■ **GIVEN EXERCISE**:
Lines containing the string "name" are to be counted; report only how many there are.

— Begin RECORDS FOR PROCESSING —

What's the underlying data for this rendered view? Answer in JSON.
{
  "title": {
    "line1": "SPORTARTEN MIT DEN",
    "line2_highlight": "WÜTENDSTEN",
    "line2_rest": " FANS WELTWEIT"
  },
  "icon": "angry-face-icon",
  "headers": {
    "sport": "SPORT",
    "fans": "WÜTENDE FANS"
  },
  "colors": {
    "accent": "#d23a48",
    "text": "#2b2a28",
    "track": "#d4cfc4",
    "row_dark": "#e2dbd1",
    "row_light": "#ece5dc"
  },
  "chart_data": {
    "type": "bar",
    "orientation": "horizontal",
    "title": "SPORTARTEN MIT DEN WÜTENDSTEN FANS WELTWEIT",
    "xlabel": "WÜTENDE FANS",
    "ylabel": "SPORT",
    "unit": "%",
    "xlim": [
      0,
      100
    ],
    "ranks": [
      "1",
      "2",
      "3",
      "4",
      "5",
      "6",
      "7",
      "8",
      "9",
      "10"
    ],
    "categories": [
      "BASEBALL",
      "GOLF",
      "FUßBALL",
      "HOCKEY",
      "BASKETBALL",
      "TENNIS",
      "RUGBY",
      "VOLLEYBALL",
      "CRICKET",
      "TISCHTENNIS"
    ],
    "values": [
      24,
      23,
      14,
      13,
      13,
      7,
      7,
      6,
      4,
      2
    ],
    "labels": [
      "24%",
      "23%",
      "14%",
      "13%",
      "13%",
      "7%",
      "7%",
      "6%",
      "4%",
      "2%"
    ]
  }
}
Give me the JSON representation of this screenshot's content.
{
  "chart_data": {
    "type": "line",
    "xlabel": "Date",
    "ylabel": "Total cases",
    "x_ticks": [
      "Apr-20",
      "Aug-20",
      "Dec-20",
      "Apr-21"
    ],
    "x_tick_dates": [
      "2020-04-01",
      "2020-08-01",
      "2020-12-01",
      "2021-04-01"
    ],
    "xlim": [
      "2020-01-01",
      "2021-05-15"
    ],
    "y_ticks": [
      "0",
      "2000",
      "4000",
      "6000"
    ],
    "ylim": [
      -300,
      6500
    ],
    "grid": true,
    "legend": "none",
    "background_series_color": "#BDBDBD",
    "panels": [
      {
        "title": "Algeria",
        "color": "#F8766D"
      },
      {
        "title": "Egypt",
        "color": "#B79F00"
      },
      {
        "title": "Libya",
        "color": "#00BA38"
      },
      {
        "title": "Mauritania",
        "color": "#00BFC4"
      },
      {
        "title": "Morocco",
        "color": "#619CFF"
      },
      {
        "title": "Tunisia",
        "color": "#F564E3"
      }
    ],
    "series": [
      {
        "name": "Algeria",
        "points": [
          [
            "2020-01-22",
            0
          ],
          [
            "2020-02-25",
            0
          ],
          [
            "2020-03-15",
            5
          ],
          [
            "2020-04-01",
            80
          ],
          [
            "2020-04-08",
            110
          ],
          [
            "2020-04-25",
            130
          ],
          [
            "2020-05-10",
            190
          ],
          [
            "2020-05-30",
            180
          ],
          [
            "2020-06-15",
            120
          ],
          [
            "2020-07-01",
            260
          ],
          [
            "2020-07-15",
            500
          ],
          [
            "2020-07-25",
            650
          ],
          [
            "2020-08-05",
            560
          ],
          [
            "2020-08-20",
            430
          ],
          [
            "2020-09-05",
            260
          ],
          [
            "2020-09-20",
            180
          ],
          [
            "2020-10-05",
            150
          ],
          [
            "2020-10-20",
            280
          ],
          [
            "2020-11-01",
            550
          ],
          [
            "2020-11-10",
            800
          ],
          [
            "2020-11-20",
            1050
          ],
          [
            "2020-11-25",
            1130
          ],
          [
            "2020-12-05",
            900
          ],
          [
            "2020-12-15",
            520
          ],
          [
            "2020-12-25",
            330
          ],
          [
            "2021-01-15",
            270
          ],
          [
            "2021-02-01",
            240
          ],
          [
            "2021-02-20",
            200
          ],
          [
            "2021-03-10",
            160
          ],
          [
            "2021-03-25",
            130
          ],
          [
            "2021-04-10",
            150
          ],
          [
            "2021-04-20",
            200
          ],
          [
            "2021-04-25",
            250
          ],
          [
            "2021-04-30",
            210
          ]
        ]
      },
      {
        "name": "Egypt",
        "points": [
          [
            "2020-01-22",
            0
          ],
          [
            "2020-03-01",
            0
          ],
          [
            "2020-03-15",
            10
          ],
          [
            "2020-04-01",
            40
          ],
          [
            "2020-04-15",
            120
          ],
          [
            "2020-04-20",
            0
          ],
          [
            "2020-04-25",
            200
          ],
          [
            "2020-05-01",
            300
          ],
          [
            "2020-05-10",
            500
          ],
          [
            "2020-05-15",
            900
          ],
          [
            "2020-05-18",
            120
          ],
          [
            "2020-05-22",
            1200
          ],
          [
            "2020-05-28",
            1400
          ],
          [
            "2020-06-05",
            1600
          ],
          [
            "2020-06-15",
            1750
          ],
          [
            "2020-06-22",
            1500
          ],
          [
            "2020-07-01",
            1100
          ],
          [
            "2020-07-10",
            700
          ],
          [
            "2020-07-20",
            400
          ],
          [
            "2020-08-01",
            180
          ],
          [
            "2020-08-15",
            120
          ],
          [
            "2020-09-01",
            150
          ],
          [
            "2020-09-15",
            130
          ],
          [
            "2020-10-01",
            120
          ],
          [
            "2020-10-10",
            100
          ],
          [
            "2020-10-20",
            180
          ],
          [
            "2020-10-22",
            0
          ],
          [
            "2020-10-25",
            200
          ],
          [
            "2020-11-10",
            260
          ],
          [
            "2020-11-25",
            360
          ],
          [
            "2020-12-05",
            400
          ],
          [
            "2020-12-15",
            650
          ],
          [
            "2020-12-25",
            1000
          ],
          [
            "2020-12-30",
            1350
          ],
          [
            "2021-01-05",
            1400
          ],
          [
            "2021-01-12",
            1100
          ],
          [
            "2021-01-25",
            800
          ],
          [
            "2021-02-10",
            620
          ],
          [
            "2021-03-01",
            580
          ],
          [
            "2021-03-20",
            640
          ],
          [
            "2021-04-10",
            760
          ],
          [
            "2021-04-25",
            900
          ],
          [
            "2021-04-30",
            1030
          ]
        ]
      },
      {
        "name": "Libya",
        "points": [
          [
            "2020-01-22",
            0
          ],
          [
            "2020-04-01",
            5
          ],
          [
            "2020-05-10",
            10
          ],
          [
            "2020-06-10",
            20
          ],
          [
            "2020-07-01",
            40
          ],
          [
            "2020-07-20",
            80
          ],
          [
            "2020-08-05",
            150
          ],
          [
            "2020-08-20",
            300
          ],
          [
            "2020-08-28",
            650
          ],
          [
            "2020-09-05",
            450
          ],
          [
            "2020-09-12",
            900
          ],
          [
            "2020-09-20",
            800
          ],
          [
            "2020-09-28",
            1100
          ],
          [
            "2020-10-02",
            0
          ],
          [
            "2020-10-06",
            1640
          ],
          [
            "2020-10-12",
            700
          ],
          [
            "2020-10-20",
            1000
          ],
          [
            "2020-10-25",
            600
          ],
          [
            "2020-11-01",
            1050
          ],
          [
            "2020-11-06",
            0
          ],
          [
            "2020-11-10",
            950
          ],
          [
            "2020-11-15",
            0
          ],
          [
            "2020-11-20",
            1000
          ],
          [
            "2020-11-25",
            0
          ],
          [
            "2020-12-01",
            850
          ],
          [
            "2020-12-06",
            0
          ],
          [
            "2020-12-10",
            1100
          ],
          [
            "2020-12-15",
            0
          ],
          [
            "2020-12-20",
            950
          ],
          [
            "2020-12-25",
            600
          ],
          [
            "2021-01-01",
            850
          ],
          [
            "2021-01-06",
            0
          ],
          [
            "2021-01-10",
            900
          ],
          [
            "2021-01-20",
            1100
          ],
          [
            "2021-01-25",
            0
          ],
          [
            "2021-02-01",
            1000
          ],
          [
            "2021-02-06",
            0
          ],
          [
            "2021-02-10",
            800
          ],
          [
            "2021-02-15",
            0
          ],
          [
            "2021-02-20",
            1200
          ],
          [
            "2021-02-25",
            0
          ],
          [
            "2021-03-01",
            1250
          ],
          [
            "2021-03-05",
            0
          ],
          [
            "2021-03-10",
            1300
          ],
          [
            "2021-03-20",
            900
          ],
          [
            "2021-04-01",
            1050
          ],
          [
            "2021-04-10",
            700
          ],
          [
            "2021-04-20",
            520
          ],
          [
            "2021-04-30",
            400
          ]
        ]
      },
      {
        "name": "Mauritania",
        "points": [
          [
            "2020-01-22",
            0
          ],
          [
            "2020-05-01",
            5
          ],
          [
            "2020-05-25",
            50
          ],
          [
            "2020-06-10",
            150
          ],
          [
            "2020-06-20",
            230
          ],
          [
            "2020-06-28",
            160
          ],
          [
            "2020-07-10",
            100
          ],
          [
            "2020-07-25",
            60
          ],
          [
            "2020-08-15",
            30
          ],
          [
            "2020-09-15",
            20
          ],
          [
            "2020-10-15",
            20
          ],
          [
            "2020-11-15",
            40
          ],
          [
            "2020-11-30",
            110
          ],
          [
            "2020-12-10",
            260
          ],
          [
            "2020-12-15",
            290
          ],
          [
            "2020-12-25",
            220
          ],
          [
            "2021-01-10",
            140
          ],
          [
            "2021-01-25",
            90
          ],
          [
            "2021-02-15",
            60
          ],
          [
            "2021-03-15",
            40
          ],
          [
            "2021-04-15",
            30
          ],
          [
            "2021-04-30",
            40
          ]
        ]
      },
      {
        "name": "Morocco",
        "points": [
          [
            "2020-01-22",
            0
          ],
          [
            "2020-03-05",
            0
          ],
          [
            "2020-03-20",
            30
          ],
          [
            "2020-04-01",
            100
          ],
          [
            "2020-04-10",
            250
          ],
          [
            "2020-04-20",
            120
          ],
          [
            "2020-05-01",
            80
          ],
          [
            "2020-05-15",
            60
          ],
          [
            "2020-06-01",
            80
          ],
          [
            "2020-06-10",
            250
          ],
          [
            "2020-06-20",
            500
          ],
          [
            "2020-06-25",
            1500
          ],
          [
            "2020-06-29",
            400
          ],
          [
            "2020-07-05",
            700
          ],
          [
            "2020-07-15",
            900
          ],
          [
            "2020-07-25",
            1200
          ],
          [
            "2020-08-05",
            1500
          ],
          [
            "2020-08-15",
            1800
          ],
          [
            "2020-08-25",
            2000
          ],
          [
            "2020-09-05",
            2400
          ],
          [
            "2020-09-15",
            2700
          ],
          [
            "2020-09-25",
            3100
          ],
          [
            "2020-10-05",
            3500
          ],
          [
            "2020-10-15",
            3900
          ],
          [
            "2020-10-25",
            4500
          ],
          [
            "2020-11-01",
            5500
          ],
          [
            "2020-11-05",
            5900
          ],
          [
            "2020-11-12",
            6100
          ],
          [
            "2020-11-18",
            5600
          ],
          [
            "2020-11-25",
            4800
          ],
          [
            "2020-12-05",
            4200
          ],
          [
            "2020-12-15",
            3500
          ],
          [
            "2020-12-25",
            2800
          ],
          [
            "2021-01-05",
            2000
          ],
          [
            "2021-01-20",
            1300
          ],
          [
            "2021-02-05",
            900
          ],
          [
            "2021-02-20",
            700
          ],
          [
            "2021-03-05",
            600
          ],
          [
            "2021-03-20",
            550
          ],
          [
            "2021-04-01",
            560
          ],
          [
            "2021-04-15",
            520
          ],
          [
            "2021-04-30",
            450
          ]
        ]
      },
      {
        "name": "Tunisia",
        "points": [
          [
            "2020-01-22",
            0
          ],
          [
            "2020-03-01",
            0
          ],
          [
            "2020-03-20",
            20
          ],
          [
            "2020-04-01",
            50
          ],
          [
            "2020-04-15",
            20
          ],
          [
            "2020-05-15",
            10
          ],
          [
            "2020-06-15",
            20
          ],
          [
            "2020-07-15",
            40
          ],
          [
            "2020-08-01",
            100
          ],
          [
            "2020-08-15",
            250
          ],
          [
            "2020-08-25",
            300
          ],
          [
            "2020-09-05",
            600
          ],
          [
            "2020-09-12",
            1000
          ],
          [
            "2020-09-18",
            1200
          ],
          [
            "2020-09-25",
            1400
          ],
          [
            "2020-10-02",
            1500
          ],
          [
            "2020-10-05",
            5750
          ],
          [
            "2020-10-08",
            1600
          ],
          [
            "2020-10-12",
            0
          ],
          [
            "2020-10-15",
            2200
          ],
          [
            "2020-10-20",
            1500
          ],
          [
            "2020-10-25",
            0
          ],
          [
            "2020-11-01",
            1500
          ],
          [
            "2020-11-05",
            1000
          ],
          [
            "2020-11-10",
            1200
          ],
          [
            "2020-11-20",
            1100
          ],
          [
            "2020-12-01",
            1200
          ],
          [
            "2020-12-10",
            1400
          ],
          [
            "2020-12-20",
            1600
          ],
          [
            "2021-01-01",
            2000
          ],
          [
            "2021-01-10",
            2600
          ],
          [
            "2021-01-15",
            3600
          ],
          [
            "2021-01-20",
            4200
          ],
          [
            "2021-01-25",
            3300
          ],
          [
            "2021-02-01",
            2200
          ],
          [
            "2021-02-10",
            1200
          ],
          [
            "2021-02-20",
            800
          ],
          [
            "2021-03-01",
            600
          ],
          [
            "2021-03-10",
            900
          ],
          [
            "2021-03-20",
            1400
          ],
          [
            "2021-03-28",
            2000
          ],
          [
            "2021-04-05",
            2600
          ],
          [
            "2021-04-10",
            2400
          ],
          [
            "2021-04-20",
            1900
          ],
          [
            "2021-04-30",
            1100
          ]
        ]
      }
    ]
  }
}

— End RECORDS FOR PROCESSING —

■ **COMPLETE ANSWER**:
6